== BRANO FORNITO ==
Il lavoro all'Olivetti

Nel 1953 il periodo parigino volse al termine. Pizzorno in quegli anni sposò Anne Biron, una giovane ingegnere, da cui ebbe poi due figli, ma le esigenze di sopravvivenza, una volta terminati gli incarichi di lettore ai licei parigini, imposero un ritorno in Italia. In quel frangente accettò di recarsi, su suggerimento di un'amica degli anni universitari, a Ivrea per a un colloquio di assunzione all’Olivetti che, in quei primi anni Cinquanta forte dei successi imprenditoriali, si impegnava non solo nella costruzione di un nuovo modello di industria, ma anche in un'ampia rete di politiche culturali e urbanistiche, condotte e animate da un sorprendente gruppo di intellettuali, critici letterari, poeti, economisti, sociologi. Il colloquio con Adriano Olivetti ebbe luogo con successo nell’estate del 1953. Iniziò così un'esperienza triennale che ebbe una grande importanza per la formazione di Pizzorno e a cui dedicò il suo scritto autobiografico forse più bello (2000). In questo scritto giunse a definire quell'esperienza come la sua «seconda università»» e si comprese perché: l assunzione per i suoi meriti (anche letterari) e la collocazione come responsabile dell’Ufficio studi relazioni sociali; l’eccezionale rilievo dell’ambiente intellettuale in cui fu accolto (con figure come Geno Pampaloni,  Franco Fortini, Franco Momigliano, Roberto e Armanda Guiducci); la prima concreta occasione, dopo il rituale periodo di lavoro manuale in azienda, per procedere alla conduzione di ricerche sociologiche sul campo, sia nell’azienda sia nel territorio. I primi contatti con la ricerca avvennero su temi tipici di sociologia industriale, in particolare sul ruolo dei capi intermedi. In seguito il rifiuto di occuparsi del movimento Comunità, la creatura diretta di Adriano Olivetti, e la scelta di presentarsi nella lista della Cgil alle elezioni del Consiglio di gestione lo collocarono in una posizione difficile nell’azienda. L’ 'eccezionalismo olivettiano' e il suo 'strano illuminismo'  si potevano tradurre in forme nascoste o implicite di paternalismo. Pizzorno fu licenziato alla fine del 1956. L’esperienza finì, ma lasciò un segno profondo.

== CONSEGNA ESERCIZIO 1 ==
Indica se ciascuna affermazione concorda con il brano sul lavoro di Pizzorno all'Olivetti, rispondendo sì o no e citando le parole decisive: (a) il colloquio con Adriano Olivetti si svolse nell'estate del 1953; (b) Pizzorno si presentò alle elezioni del Consiglio di gestione nella lista del movimento Comunità; (c) Pizzorno fu licenziato alla fine del 1958.

[Elenchi di elementi di layout con riquadri]
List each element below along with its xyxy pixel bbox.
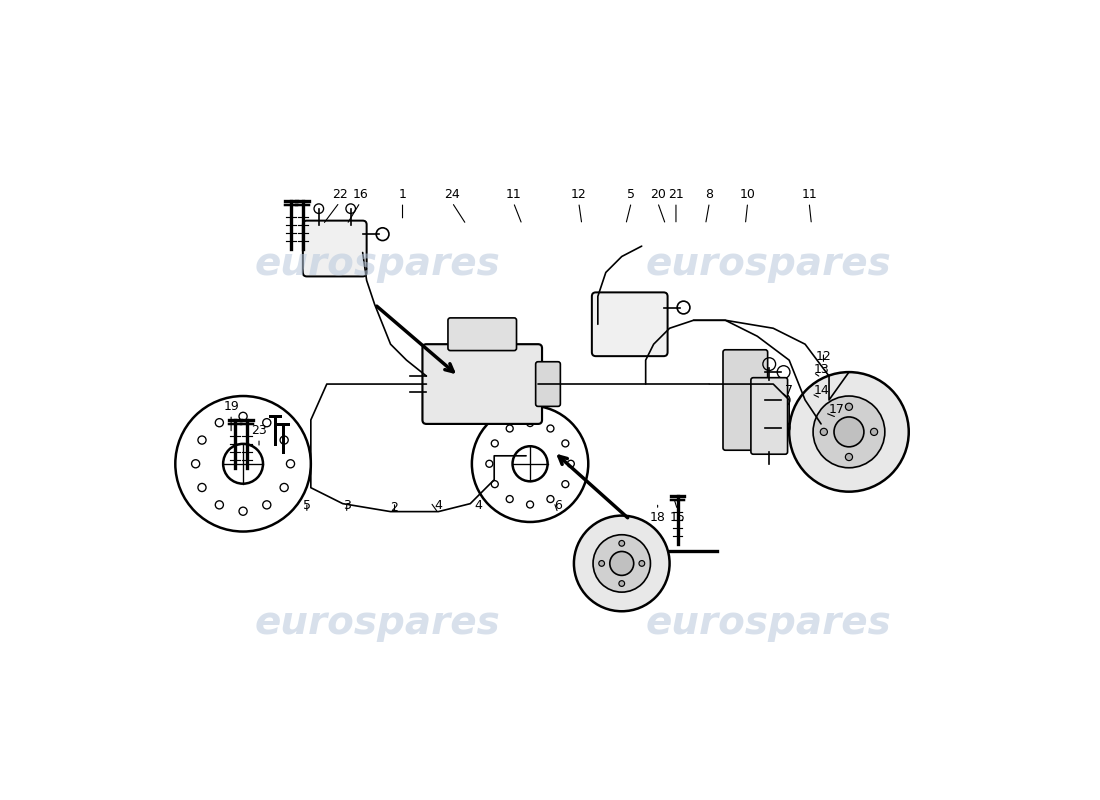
FancyBboxPatch shape [448, 318, 517, 350]
Text: 14: 14 [813, 384, 829, 397]
Text: 15: 15 [670, 511, 685, 525]
Text: 11: 11 [801, 188, 817, 201]
Text: eurospares: eurospares [646, 604, 891, 642]
Text: 19: 19 [223, 400, 239, 413]
FancyBboxPatch shape [302, 221, 366, 277]
Text: 12: 12 [815, 350, 832, 362]
Text: eurospares: eurospares [255, 246, 500, 283]
Text: 6: 6 [554, 498, 562, 512]
Text: 7: 7 [785, 384, 793, 397]
Text: 16: 16 [352, 188, 368, 201]
Text: 12: 12 [571, 188, 586, 201]
Circle shape [813, 396, 884, 468]
Text: 21: 21 [668, 188, 684, 201]
Text: 24: 24 [444, 188, 460, 201]
Text: 11: 11 [506, 188, 521, 201]
Text: 8: 8 [705, 188, 714, 201]
Circle shape [619, 581, 625, 586]
FancyBboxPatch shape [751, 378, 788, 454]
Text: 5: 5 [302, 498, 311, 512]
Circle shape [619, 541, 625, 546]
Text: 1: 1 [398, 188, 407, 201]
Text: eurospares: eurospares [255, 604, 500, 642]
Text: 4: 4 [434, 498, 442, 512]
Text: 23: 23 [251, 424, 267, 437]
Circle shape [789, 372, 909, 492]
Circle shape [870, 428, 878, 435]
Circle shape [834, 417, 864, 447]
FancyBboxPatch shape [536, 362, 560, 406]
Circle shape [598, 561, 605, 566]
FancyBboxPatch shape [422, 344, 542, 424]
Text: 20: 20 [650, 188, 666, 201]
Circle shape [609, 551, 634, 575]
Circle shape [593, 534, 650, 592]
Circle shape [821, 428, 827, 435]
Circle shape [846, 403, 852, 410]
Text: eurospares: eurospares [646, 246, 891, 283]
Text: 22: 22 [332, 188, 348, 201]
Text: 3: 3 [343, 498, 351, 512]
FancyBboxPatch shape [592, 292, 668, 356]
Text: 2: 2 [390, 501, 398, 514]
Text: 5: 5 [627, 188, 636, 201]
FancyBboxPatch shape [723, 350, 768, 450]
Text: 10: 10 [740, 188, 756, 201]
Text: 13: 13 [813, 363, 829, 376]
Text: 17: 17 [829, 403, 845, 416]
Text: 18: 18 [650, 511, 666, 525]
Circle shape [574, 515, 670, 611]
Circle shape [639, 561, 645, 566]
Circle shape [846, 454, 852, 461]
Text: 4: 4 [474, 498, 482, 512]
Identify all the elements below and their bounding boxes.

== CONSEGNA ESERCIZIO 2 ==
Ripeti senza modifiche le righe dei record dalla riga con "FancyBboxPatch shape [448, 318, 517, 350]" fino alla riga con "FancyBboxPatch shape [592, 292, 668, 356]", entrambe comprese.

== RISPOSTA COMPLETA 1 ==
(a) Sì: «Il colloquio con Adriano Olivetti ebbe luogo con successo nell’estate del 1953.»
(b) No: «la scelta di presentarsi nella lista della Cgil alle elezioni del Consiglio di gestione»
(c) No: «Pizzorno fu licenziato alla fine del 1956.»

== RISPOSTA COMPLETA 2 ==
FancyBboxPatch shape [448, 318, 517, 350]
Text: 14: 14 [813, 384, 829, 397]
Text: 15: 15 [670, 511, 685, 525]
Text: 11: 11 [801, 188, 817, 201]
Text: eurospares: eurospares [646, 604, 891, 642]
Text: 19: 19 [223, 400, 239, 413]
FancyBboxPatch shape [302, 221, 366, 277]
Text: 12: 12 [815, 350, 832, 362]
Text: eurospares: eurospares [255, 246, 500, 283]
Text: 6: 6 [554, 498, 562, 512]
Text: 7: 7 [785, 384, 793, 397]
Text: 16: 16 [352, 188, 368, 201]
Text: 12: 12 [571, 188, 586, 201]
Circle shape [813, 396, 884, 468]
Text: 21: 21 [668, 188, 684, 201]
Text: 24: 24 [444, 188, 460, 201]
Text: 11: 11 [506, 188, 521, 201]
Text: 8: 8 [705, 188, 714, 201]
Circle shape [619, 581, 625, 586]
FancyBboxPatch shape [751, 378, 788, 454]
Text: 5: 5 [302, 498, 311, 512]
Circle shape [619, 541, 625, 546]
Text: 1: 1 [398, 188, 407, 201]
Text: eurospares: eurospares [255, 604, 500, 642]
Text: 4: 4 [434, 498, 442, 512]
Text: 23: 23 [251, 424, 267, 437]
Circle shape [789, 372, 909, 492]
Circle shape [870, 428, 878, 435]
Circle shape [834, 417, 864, 447]
FancyBboxPatch shape [536, 362, 560, 406]
Circle shape [598, 561, 605, 566]
FancyBboxPatch shape [422, 344, 542, 424]
Text: 20: 20 [650, 188, 666, 201]
Circle shape [609, 551, 634, 575]
Circle shape [593, 534, 650, 592]
Circle shape [821, 428, 827, 435]
Circle shape [846, 403, 852, 410]
Text: eurospares: eurospares [646, 246, 891, 283]
Text: 22: 22 [332, 188, 348, 201]
Text: 3: 3 [343, 498, 351, 512]
FancyBboxPatch shape [592, 292, 668, 356]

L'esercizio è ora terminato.